-- START Entries shown --

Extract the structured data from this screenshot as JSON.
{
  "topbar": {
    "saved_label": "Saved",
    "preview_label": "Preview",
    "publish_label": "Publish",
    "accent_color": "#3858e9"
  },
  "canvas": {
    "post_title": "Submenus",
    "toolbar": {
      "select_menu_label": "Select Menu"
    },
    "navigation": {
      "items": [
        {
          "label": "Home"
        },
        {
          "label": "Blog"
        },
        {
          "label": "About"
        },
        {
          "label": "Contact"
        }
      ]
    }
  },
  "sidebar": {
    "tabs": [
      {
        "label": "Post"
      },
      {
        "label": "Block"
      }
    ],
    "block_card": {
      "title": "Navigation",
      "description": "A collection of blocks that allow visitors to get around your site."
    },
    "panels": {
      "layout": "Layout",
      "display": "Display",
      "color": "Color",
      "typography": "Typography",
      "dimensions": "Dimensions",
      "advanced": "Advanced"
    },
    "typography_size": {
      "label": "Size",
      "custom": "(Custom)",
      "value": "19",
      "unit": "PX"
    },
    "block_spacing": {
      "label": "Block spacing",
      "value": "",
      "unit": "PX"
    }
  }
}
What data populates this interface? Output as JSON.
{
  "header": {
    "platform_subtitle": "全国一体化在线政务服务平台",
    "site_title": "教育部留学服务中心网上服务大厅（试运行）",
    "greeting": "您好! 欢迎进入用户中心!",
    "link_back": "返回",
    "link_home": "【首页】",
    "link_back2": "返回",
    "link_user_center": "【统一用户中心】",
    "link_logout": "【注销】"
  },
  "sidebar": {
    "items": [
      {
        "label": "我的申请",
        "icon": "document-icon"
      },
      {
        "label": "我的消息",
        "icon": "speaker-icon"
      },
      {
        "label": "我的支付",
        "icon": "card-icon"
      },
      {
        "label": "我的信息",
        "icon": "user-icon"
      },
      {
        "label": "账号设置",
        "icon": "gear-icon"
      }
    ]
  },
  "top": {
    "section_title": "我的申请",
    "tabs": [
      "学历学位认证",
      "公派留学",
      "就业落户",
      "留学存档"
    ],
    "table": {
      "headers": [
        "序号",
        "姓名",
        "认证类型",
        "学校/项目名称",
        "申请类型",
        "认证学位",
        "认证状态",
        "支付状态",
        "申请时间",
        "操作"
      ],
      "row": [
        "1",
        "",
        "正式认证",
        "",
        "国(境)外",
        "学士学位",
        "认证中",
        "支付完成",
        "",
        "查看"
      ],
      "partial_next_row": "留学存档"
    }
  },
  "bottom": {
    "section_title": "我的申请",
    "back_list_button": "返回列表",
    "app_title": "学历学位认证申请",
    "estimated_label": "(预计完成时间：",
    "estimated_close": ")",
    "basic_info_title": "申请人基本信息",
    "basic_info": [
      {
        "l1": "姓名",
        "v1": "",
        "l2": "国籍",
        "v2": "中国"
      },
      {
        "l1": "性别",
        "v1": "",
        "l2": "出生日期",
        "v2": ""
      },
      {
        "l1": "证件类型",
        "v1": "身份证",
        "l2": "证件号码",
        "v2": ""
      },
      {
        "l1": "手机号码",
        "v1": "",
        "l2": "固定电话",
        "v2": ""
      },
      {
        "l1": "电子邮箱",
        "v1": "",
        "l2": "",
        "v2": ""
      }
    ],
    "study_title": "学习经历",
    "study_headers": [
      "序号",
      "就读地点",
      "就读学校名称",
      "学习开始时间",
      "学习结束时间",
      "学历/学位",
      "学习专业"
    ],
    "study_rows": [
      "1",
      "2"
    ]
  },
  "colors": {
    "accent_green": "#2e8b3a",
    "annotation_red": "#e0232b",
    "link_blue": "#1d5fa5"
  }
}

-- END Entries shown --

Print the material above once more, exactly.

Extract the structured data from this screenshot as JSON.
{
  "topbar": {
    "saved_label": "Saved",
    "preview_label": "Preview",
    "publish_label": "Publish",
    "accent_color": "#3858e9"
  },
  "canvas": {
    "post_title": "Submenus",
    "toolbar": {
      "select_menu_label": "Select Menu"
    },
    "navigation": {
      "items": [
        {
          "label": "Home"
        },
        {
          "label": "Blog"
        },
        {
          "label": "About"
        },
        {
          "label": "Contact"
        }
      ]
    }
  },
  "sidebar": {
    "tabs": [
      {
        "label": "Post"
      },
      {
        "label": "Block"
      }
    ],
    "block_card": {
      "title": "Navigation",
      "description": "A collection of blocks that allow visitors to get around your site."
    },
    "panels": {
      "layout": "Layout",
      "display": "Display",
      "color": "Color",
      "typography": "Typography",
      "dimensions": "Dimensions",
      "advanced": "Advanced"
    },
    "typography_size": {
      "label": "Size",
      "custom": "(Custom)",
      "value": "19",
      "unit": "PX"
    },
    "block_spacing": {
      "label": "Block spacing",
      "value": "",
      "unit": "PX"
    }
  }
}
What data populates this interface? Output as JSON.
{
  "header": {
    "platform_subtitle": "全国一体化在线政务服务平台",
    "site_title": "教育部留学服务中心网上服务大厅（试运行）",
    "greeting": "您好! 欢迎进入用户中心!",
    "link_back": "返回",
    "link_home": "【首页】",
    "link_back2": "返回",
    "link_user_center": "【统一用户中心】",
    "link_logout": "【注销】"
  },
  "sidebar": {
    "items": [
      {
        "label": "我的申请",
        "icon": "document-icon"
      },
      {
        "label": "我的消息",
        "icon": "speaker-icon"
      },
      {
        "label": "我的支付",
        "icon": "card-icon"
      },
      {
        "label": "我的信息",
        "icon": "user-icon"
      },
      {
        "label": "账号设置",
        "icon": "gear-icon"
      }
    ]
  },
  "top": {
    "section_title": "我的申请",
    "tabs": [
      "学历学位认证",
      "公派留学",
      "就业落户",
      "留学存档"
    ],
    "table": {
      "headers": [
        "序号",
        "姓名",
        "认证类型",
        "学校/项目名称",
        "申请类型",
        "认证学位",
        "认证状态",
        "支付状态",
        "申请时间",
        "操作"
      ],
      "row": [
        "1",
        "",
        "正式认证",
        "",
        "国(境)外",
        "学士学位",
        "认证中",
        "支付完成",
        "",
        "查看"
      ],
      "partial_next_row": "留学存档"
    }
  },
  "bottom": {
    "section_title": "我的申请",
    "back_list_button": "返回列表",
    "app_title": "学历学位认证申请",
    "estimated_label": "(预计完成时间：",
    "estimated_close": ")",
    "basic_info_title": "申请人基本信息",
    "basic_info": [
      {
        "l1": "姓名",
        "v1": "",
        "l2": "国籍",
        "v2": "中国"
      },
      {
        "l1": "性别",
        "v1": "",
        "l2": "出生日期",
        "v2": ""
      },
      {
        "l1": "证件类型",
        "v1": "身份证",
        "l2": "证件号码",
        "v2": ""
      },
      {
        "l1": "手机号码",
        "v1": "",
        "l2": "固定电话",
        "v2": ""
      },
      {
        "l1": "电子邮箱",
        "v1": "",
        "l2": "",
        "v2": ""
      }
    ],
    "study_title": "学习经历",
    "study_headers": [
      "序号",
      "就读地点",
      "就读学校名称",
      "学习开始时间",
      "学习结束时间",
      "学历/学位",
      "学习专业"
    ],
    "study_rows": [
      "1",
      "2"
    ]
  },
  "colors": {
    "accent_green": "#2e8b3a",
    "annotation_red": "#e0232b",
    "link_blue": "#1d5fa5"
  }
}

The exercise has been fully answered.